= Given instruction =
Report how many lines in the listing below include the word "digits". Write nothing besides the number.

= Dataset content =
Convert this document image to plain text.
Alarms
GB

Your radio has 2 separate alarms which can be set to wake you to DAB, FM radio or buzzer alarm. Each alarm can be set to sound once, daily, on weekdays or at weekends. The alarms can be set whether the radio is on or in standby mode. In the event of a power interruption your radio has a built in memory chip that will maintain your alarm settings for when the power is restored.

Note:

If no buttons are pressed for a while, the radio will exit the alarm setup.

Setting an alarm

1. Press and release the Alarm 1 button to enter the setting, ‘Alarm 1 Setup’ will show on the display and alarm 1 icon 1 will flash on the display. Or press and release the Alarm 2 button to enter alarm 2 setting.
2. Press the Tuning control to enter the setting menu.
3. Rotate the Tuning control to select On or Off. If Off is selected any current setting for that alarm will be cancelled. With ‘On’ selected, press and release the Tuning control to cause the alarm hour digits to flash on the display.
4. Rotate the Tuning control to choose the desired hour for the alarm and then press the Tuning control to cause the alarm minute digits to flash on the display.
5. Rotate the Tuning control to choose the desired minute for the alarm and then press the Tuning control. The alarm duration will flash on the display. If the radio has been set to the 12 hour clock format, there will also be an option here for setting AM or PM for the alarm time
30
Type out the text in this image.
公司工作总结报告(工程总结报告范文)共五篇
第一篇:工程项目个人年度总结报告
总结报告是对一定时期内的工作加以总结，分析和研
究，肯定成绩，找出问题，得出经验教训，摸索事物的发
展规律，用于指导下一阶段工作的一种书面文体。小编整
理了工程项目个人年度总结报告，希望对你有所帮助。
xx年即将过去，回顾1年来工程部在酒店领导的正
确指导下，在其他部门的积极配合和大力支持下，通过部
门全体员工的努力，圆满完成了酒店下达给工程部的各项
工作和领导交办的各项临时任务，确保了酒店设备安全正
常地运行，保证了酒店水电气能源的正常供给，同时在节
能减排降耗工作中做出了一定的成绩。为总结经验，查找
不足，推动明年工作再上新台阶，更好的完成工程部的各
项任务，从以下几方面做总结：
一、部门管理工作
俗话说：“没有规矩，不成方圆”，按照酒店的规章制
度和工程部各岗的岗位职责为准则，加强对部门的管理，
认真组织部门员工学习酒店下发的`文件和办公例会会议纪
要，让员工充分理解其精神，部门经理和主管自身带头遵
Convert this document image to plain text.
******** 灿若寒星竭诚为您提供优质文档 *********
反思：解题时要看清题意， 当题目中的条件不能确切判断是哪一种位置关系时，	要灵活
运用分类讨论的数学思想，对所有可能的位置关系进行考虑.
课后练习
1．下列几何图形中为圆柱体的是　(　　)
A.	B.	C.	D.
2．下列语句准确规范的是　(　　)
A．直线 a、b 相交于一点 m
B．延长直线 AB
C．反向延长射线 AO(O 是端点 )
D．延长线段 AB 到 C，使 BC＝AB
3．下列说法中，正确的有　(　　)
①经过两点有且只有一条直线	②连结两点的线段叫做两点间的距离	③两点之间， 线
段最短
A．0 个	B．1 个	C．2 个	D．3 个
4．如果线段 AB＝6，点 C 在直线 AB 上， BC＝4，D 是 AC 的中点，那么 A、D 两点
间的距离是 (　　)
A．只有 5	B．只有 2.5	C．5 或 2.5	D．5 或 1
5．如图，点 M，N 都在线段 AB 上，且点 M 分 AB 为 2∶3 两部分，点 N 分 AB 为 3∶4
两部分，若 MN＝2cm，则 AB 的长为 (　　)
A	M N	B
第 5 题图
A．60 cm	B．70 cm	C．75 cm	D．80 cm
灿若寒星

= Correct output =
2